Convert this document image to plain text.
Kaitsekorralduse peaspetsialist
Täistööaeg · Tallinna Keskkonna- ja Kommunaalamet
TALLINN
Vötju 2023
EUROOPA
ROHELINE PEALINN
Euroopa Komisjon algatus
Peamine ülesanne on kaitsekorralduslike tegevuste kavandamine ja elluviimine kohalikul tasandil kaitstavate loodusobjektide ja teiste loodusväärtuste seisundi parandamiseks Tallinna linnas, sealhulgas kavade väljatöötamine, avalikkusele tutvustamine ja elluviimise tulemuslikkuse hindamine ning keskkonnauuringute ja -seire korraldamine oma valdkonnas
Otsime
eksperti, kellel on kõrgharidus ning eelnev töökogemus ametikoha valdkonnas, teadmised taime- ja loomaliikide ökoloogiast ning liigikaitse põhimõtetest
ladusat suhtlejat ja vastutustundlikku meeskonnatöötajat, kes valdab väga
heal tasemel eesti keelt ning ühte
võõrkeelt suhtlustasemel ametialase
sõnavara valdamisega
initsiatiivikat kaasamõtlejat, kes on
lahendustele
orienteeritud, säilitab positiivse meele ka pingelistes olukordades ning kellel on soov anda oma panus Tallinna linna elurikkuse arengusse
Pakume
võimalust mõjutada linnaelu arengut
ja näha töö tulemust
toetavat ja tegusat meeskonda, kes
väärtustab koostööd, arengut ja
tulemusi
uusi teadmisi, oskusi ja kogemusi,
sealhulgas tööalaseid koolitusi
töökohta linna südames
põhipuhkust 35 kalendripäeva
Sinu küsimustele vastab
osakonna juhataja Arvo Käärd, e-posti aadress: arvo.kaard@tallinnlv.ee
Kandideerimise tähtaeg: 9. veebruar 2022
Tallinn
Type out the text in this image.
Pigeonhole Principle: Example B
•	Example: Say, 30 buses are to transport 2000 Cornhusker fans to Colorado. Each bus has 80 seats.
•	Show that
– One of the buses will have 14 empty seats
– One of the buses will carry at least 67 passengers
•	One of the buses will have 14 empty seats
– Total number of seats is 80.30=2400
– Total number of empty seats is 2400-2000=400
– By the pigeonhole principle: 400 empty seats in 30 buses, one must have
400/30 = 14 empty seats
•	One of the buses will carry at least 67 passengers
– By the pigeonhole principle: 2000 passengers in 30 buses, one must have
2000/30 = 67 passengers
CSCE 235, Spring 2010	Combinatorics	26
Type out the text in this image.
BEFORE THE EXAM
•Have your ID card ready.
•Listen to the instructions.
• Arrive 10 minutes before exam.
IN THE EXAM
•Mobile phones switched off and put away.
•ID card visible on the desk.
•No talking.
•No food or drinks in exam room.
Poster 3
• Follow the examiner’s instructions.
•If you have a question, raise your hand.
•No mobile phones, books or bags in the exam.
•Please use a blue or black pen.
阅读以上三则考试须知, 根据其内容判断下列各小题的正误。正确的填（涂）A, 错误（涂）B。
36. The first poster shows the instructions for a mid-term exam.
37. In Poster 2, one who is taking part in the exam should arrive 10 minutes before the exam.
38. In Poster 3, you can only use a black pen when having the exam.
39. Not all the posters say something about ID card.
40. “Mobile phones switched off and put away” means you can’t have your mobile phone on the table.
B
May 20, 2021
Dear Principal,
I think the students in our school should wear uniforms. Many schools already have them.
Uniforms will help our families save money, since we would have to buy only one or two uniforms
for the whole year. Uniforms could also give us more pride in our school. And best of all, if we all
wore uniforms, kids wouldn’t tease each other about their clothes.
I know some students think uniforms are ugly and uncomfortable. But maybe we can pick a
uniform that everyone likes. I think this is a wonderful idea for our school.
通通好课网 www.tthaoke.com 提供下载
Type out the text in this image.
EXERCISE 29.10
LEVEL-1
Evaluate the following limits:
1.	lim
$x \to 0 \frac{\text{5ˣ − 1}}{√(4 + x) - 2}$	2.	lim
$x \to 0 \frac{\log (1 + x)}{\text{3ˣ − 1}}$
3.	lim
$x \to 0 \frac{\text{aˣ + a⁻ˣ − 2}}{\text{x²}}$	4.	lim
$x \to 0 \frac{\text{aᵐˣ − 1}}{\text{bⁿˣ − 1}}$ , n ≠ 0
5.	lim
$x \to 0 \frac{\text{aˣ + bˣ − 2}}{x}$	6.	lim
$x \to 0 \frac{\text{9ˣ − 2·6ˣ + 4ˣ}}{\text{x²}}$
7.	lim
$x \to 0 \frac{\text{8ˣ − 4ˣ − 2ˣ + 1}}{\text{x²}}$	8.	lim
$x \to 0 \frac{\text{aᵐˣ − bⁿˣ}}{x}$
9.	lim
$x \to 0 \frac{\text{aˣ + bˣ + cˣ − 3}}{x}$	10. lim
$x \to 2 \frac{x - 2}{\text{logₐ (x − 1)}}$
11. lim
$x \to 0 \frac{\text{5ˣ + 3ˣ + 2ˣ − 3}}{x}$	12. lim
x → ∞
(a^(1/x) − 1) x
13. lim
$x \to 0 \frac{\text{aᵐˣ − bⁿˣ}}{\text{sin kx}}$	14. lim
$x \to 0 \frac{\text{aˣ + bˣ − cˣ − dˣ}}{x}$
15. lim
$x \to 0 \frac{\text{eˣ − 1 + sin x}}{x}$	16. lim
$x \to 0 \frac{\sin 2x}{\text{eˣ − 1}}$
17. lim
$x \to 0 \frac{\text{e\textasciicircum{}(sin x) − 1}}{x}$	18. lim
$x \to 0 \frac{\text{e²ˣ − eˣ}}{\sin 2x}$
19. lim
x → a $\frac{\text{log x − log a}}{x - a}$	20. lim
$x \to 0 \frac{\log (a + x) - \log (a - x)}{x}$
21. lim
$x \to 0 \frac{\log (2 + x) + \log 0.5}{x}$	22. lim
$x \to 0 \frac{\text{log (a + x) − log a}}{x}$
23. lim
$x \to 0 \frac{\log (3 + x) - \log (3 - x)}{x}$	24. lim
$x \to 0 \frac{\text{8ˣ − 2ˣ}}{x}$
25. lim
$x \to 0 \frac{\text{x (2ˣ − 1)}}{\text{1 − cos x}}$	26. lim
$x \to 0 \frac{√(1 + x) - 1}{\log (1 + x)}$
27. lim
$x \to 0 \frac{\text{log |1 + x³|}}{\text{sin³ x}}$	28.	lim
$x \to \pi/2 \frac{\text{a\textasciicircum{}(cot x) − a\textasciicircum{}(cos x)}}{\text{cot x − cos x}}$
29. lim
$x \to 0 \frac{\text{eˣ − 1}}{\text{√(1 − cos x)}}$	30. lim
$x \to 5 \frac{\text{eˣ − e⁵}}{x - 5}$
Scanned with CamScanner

The exercise: Extract each line holding the string "school".

Full response:
I think the students in our school should wear uniforms. Many schools already have them.
for the whole year. Uniforms could also give us more pride in our school. And best of all, if we all
uniform that everyone likes. I think this is a wonderful idea for our school.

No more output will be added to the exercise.